**PROBLEM STATEMENT**. The data must be written out once more, precisely as given.

:: DATA FOR THE TASK ::

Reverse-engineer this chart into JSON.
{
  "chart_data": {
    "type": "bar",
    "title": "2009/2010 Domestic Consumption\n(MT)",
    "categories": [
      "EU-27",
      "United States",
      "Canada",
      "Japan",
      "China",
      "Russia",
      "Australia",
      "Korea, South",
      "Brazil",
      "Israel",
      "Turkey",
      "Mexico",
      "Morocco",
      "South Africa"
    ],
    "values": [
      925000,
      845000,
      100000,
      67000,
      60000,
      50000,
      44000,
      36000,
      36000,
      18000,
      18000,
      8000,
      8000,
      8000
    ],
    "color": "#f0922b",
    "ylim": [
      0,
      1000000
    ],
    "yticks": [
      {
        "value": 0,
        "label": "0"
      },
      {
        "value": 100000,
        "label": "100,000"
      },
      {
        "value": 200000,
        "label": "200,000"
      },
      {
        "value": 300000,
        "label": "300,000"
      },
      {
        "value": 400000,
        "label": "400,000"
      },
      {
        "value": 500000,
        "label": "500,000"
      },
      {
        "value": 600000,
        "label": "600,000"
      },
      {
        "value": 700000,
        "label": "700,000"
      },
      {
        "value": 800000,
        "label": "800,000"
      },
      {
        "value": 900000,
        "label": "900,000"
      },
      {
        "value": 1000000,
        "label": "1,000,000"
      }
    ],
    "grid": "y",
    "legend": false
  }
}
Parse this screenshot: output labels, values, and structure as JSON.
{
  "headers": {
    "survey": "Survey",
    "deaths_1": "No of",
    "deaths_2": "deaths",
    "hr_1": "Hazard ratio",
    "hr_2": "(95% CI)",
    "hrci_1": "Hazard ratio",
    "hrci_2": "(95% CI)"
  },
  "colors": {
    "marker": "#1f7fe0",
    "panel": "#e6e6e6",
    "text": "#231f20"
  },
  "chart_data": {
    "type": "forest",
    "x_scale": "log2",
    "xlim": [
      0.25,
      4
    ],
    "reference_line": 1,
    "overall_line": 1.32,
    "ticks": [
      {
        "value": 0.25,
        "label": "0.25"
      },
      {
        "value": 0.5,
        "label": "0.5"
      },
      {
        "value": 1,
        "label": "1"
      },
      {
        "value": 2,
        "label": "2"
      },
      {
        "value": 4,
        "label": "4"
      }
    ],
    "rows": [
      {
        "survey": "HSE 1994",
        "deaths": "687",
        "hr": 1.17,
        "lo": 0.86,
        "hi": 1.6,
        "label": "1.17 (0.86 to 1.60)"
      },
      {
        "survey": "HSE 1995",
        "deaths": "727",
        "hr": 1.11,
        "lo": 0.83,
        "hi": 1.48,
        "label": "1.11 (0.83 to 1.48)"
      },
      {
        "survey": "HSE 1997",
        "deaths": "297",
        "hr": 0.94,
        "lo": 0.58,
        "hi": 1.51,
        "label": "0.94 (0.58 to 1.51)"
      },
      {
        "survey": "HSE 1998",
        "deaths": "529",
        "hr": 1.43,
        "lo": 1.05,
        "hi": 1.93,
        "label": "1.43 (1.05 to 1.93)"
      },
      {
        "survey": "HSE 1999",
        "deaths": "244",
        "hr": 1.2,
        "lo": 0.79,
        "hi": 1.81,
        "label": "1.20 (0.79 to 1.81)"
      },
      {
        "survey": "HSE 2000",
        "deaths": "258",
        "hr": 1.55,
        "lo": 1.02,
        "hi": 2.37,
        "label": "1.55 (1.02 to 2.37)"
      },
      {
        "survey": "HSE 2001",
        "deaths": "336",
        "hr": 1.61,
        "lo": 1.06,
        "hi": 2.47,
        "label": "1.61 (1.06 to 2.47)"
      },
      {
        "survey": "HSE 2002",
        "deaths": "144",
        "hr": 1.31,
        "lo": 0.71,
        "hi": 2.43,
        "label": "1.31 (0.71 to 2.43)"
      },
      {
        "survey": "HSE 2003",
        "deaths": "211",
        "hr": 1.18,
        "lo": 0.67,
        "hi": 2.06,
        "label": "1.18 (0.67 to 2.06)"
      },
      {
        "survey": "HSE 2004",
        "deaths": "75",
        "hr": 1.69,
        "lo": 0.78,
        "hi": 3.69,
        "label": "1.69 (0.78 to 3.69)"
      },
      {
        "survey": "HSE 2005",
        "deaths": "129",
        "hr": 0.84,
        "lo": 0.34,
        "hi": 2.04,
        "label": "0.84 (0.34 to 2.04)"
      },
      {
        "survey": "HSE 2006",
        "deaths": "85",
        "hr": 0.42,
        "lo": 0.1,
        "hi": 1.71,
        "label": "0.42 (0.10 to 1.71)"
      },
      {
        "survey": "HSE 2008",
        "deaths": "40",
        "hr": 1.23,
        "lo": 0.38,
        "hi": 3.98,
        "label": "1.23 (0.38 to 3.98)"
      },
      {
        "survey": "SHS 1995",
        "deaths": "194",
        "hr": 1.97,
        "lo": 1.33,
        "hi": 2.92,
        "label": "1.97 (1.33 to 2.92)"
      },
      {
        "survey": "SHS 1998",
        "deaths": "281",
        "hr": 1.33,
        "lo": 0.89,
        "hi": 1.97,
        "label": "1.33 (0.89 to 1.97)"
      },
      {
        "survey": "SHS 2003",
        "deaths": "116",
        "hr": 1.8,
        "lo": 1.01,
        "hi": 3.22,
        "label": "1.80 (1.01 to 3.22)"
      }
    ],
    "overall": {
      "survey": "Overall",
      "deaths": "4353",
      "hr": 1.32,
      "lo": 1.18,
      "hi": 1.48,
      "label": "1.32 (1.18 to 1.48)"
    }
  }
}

:::

**THE REPLY**.
Reverse-engineer this chart into JSON.
{
  "chart_data": {
    "type": "bar",
    "title": "2009/2010 Domestic Consumption\n(MT)",
    "categories": [
      "EU-27",
      "United States",
      "Canada",
      "Japan",
      "China",
      "Russia",
      "Australia",
      "Korea, South",
      "Brazil",
      "Israel",
      "Turkey",
      "Mexico",
      "Morocco",
      "South Africa"
    ],
    "values": [
      925000,
      845000,
      100000,
      67000,
      60000,
      50000,
      44000,
      36000,
      36000,
      18000,
      18000,
      8000,
      8000,
      8000
    ],
    "color": "#f0922b",
    "ylim": [
      0,
      1000000
    ],
    "yticks": [
      {
        "value": 0,
        "label": "0"
      },
      {
        "value": 100000,
        "label": "100,000"
      },
      {
        "value": 200000,
        "label": "200,000"
      },
      {
        "value": 300000,
        "label": "300,000"
      },
      {
        "value": 400000,
        "label": "400,000"
      },
      {
        "value": 500000,
        "label": "500,000"
      },
      {
        "value": 600000,
        "label": "600,000"
      },
      {
        "value": 700000,
        "label": "700,000"
      },
      {
        "value": 800000,
        "label": "800,000"
      },
      {
        "value": 900000,
        "label": "900,000"
      },
      {
        "value": 1000000,
        "label": "1,000,000"
      }
    ],
    "grid": "y",
    "legend": false
  }
}
Parse this screenshot: output labels, values, and structure as JSON.
{
  "headers": {
    "survey": "Survey",
    "deaths_1": "No of",
    "deaths_2": "deaths",
    "hr_1": "Hazard ratio",
    "hr_2": "(95% CI)",
    "hrci_1": "Hazard ratio",
    "hrci_2": "(95% CI)"
  },
  "colors": {
    "marker": "#1f7fe0",
    "panel": "#e6e6e6",
    "text": "#231f20"
  },
  "chart_data": {
    "type": "forest",
    "x_scale": "log2",
    "xlim": [
      0.25,
      4
    ],
    "reference_line": 1,
    "overall_line": 1.32,
    "ticks": [
      {
        "value": 0.25,
        "label": "0.25"
      },
      {
        "value": 0.5,
        "label": "0.5"
      },
      {
        "value": 1,
        "label": "1"
      },
      {
        "value": 2,
        "label": "2"
      },
      {
        "value": 4,
        "label": "4"
      }
    ],
    "rows": [
      {
        "survey": "HSE 1994",
        "deaths": "687",
        "hr": 1.17,
        "lo": 0.86,
        "hi": 1.6,
        "label": "1.17 (0.86 to 1.60)"
      },
      {
        "survey": "HSE 1995",
        "deaths": "727",
        "hr": 1.11,
        "lo": 0.83,
        "hi": 1.48,
        "label": "1.11 (0.83 to 1.48)"
      },
      {
        "survey": "HSE 1997",
        "deaths": "297",
        "hr": 0.94,
        "lo": 0.58,
        "hi": 1.51,
        "label": "0.94 (0.58 to 1.51)"
      },
      {
        "survey": "HSE 1998",
        "deaths": "529",
        "hr": 1.43,
        "lo": 1.05,
        "hi": 1.93,
        "label": "1.43 (1.05 to 1.93)"
      },
      {
        "survey": "HSE 1999",
        "deaths": "244",
        "hr": 1.2,
        "lo": 0.79,
        "hi": 1.81,
        "label": "1.20 (0.79 to 1.81)"
      },
      {
        "survey": "HSE 2000",
        "deaths": "258",
        "hr": 1.55,
        "lo": 1.02,
        "hi": 2.37,
        "label": "1.55 (1.02 to 2.37)"
      },
      {
        "survey": "HSE 2001",
        "deaths": "336",
        "hr": 1.61,
        "lo": 1.06,
        "hi": 2.47,
        "label": "1.61 (1.06 to 2.47)"
      },
      {
        "survey": "HSE 2002",
        "deaths": "144",
        "hr": 1.31,
        "lo": 0.71,
        "hi": 2.43,
        "label": "1.31 (0.71 to 2.43)"
      },
      {
        "survey": "HSE 2003",
        "deaths": "211",
        "hr": 1.18,
        "lo": 0.67,
        "hi": 2.06,
        "label": "1.18 (0.67 to 2.06)"
      },
      {
        "survey": "HSE 2004",
        "deaths": "75",
        "hr": 1.69,
        "lo": 0.78,
        "hi": 3.69,
        "label": "1.69 (0.78 to 3.69)"
      },
      {
        "survey": "HSE 2005",
        "deaths": "129",
        "hr": 0.84,
        "lo": 0.34,
        "hi": 2.04,
        "label": "0.84 (0.34 to 2.04)"
      },
      {
        "survey": "HSE 2006",
        "deaths": "85",
        "hr": 0.42,
        "lo": 0.1,
        "hi": 1.71,
        "label": "0.42 (0.10 to 1.71)"
      },
      {
        "survey": "HSE 2008",
        "deaths": "40",
        "hr": 1.23,
        "lo": 0.38,
        "hi": 3.98,
        "label": "1.23 (0.38 to 3.98)"
      },
      {
        "survey": "SHS 1995",
        "deaths": "194",
        "hr": 1.97,
        "lo": 1.33,
        "hi": 2.92,
        "label": "1.97 (1.33 to 2.92)"
      },
      {
        "survey": "SHS 1998",
        "deaths": "281",
        "hr": 1.33,
        "lo": 0.89,
        "hi": 1.97,
        "label": "1.33 (0.89 to 1.97)"
      },
      {
        "survey": "SHS 2003",
        "deaths": "116",
        "hr": 1.8,
        "lo": 1.01,
        "hi": 3.22,
        "label": "1.80 (1.01 to 3.22)"
      }
    ],
    "overall": {
      "survey": "Overall",
      "deaths": "4353",
      "hr": 1.32,
      "lo": 1.18,
      "hi": 1.48,
      "label": "1.32 (1.18 to 1.48)"
    }
  }
}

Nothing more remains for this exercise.